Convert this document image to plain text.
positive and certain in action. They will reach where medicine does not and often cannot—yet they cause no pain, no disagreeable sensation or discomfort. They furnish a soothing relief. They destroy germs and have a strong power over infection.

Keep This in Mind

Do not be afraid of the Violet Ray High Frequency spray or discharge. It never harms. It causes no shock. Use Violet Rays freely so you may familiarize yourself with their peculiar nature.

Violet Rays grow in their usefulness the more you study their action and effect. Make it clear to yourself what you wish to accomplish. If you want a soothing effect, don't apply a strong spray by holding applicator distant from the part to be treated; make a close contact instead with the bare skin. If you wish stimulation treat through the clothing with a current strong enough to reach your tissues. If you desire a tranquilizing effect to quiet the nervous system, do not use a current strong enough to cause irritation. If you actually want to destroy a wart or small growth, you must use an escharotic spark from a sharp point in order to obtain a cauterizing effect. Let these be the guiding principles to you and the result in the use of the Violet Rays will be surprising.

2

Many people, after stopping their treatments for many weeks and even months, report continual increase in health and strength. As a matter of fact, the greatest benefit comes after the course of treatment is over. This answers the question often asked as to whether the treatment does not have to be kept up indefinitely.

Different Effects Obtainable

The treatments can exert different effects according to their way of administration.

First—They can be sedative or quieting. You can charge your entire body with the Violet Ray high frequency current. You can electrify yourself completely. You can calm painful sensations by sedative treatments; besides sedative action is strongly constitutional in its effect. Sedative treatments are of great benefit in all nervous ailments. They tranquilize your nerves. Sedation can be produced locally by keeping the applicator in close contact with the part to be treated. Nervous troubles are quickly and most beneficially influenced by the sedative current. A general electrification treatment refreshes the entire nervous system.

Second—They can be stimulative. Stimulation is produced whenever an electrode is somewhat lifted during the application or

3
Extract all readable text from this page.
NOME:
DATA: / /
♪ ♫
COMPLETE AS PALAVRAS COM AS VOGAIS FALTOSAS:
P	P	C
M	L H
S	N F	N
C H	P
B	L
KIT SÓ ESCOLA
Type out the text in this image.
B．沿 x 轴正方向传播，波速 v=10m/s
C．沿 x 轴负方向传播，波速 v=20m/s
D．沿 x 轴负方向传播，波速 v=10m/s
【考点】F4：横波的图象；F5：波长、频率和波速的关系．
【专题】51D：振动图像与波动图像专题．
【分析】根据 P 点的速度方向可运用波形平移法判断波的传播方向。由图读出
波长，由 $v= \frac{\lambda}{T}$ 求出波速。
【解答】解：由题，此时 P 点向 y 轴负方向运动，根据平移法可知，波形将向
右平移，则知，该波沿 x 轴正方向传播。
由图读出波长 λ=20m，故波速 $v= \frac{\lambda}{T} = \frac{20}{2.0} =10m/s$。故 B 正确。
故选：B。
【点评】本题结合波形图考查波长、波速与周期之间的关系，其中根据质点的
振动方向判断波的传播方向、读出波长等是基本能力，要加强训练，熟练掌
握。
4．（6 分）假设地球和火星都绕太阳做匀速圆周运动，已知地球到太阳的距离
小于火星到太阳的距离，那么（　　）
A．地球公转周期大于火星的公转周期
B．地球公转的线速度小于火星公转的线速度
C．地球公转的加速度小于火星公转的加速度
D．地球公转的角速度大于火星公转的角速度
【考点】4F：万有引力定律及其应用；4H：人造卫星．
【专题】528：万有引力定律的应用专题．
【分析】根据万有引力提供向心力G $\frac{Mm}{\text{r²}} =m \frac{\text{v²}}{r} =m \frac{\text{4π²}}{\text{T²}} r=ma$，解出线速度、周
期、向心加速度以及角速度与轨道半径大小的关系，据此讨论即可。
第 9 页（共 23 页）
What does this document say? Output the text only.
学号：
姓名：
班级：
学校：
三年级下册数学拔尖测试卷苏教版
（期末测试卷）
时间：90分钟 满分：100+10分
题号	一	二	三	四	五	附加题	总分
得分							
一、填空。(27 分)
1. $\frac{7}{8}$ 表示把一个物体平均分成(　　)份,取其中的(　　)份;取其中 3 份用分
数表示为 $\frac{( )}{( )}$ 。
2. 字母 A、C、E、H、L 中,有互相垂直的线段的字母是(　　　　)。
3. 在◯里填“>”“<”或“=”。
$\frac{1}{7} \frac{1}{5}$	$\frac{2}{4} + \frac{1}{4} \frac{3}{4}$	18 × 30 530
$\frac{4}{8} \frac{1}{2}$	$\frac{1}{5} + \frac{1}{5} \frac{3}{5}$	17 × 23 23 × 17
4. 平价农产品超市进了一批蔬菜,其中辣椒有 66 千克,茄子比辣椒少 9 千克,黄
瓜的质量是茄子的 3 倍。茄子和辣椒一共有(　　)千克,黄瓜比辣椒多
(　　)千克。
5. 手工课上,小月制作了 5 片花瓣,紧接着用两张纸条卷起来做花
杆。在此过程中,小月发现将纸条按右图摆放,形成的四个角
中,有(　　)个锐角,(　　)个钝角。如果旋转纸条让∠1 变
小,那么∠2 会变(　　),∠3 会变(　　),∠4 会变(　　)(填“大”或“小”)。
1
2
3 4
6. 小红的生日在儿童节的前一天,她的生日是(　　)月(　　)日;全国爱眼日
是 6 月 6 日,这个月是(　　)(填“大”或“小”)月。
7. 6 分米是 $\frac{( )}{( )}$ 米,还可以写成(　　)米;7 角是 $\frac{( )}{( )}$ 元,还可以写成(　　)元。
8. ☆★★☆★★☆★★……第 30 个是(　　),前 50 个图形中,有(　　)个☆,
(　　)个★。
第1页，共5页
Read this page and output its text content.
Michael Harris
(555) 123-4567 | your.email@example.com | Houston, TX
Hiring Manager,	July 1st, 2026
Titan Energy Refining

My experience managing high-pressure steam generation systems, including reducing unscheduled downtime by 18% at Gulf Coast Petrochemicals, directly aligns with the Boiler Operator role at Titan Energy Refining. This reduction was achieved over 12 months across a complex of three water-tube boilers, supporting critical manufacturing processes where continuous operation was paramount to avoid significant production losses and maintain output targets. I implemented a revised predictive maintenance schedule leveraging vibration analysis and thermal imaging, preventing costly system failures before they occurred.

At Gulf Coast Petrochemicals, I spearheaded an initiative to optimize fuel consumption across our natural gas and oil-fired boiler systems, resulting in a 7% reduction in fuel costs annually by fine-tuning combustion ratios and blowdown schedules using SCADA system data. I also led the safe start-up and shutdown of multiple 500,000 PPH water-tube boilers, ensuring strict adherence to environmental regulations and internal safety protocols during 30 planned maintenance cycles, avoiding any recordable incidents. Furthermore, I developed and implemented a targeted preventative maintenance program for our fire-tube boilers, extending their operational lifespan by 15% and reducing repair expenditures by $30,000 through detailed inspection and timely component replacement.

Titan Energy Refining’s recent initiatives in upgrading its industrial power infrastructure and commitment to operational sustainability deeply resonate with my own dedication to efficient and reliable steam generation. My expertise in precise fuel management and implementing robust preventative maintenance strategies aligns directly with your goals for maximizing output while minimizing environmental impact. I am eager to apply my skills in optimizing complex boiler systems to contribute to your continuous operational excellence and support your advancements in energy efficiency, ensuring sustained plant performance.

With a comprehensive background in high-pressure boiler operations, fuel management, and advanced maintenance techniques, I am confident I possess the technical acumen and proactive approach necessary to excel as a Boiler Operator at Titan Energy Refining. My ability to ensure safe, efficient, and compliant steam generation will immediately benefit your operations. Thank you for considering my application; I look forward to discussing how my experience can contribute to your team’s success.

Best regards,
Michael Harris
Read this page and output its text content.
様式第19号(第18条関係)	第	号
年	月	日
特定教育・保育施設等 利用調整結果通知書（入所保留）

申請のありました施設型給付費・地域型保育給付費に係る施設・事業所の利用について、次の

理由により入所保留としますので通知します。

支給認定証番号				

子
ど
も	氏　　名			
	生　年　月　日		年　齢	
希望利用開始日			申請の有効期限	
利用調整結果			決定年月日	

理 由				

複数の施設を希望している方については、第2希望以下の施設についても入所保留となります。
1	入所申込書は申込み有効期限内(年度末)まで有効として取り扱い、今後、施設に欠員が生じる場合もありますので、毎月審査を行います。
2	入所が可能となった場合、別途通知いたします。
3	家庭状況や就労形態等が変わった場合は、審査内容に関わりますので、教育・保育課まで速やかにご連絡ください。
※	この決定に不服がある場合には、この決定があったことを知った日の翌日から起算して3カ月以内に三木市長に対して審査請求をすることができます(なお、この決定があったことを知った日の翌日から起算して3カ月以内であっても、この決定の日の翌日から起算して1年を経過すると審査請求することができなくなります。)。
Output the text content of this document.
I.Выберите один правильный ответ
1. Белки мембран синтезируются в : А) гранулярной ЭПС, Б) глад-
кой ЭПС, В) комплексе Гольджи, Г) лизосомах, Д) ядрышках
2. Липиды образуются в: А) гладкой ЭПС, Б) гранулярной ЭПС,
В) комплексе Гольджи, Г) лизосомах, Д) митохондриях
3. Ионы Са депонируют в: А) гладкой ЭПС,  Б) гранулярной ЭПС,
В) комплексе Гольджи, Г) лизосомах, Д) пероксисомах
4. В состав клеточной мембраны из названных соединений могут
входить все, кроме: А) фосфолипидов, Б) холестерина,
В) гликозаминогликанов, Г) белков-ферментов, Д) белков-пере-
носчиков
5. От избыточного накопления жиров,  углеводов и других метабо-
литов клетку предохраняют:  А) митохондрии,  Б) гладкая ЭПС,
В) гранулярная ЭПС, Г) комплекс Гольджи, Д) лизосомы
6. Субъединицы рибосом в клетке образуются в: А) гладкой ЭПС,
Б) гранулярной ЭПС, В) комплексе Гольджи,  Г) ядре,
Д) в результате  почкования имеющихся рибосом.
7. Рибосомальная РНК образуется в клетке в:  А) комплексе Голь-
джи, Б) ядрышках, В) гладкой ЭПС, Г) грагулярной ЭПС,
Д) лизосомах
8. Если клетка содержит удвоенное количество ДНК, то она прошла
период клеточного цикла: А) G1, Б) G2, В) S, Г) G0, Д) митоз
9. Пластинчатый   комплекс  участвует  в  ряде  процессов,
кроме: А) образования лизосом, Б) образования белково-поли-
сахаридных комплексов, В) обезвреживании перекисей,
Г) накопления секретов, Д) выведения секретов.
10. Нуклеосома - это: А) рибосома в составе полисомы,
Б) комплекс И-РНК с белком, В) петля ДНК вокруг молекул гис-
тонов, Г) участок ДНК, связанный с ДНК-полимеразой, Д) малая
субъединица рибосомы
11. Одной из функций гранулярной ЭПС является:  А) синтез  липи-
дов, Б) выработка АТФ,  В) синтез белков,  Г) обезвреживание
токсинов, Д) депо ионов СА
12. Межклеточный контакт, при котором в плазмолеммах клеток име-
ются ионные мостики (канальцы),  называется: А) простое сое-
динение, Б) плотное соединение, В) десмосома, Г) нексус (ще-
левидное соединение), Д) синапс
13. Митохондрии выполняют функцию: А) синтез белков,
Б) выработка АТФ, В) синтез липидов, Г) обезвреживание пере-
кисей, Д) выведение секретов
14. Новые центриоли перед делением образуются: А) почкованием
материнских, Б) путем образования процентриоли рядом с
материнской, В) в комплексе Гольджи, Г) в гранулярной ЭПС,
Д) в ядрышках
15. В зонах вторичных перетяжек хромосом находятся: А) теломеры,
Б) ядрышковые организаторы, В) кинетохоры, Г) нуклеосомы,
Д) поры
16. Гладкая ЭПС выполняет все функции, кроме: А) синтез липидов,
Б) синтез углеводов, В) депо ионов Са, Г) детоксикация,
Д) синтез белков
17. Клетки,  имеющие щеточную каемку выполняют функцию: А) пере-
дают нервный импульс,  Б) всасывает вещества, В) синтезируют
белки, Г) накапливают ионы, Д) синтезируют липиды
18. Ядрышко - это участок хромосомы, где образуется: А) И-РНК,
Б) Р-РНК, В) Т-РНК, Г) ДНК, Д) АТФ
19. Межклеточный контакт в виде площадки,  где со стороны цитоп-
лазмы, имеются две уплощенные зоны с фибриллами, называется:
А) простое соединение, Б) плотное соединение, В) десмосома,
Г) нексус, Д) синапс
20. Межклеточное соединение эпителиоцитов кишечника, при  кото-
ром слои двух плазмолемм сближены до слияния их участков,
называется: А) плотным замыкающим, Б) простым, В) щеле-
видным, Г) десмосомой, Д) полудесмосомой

★ ★ ★

**STATED PROBLEM:** Copy out the lines that hold "десмосома".

**EXERCISE ANSWER:**
динение, Б) плотное соединение, В) десмосома, Г) нексус (ще-
А) простое соединение, Б) плотное соединение, В) десмосома,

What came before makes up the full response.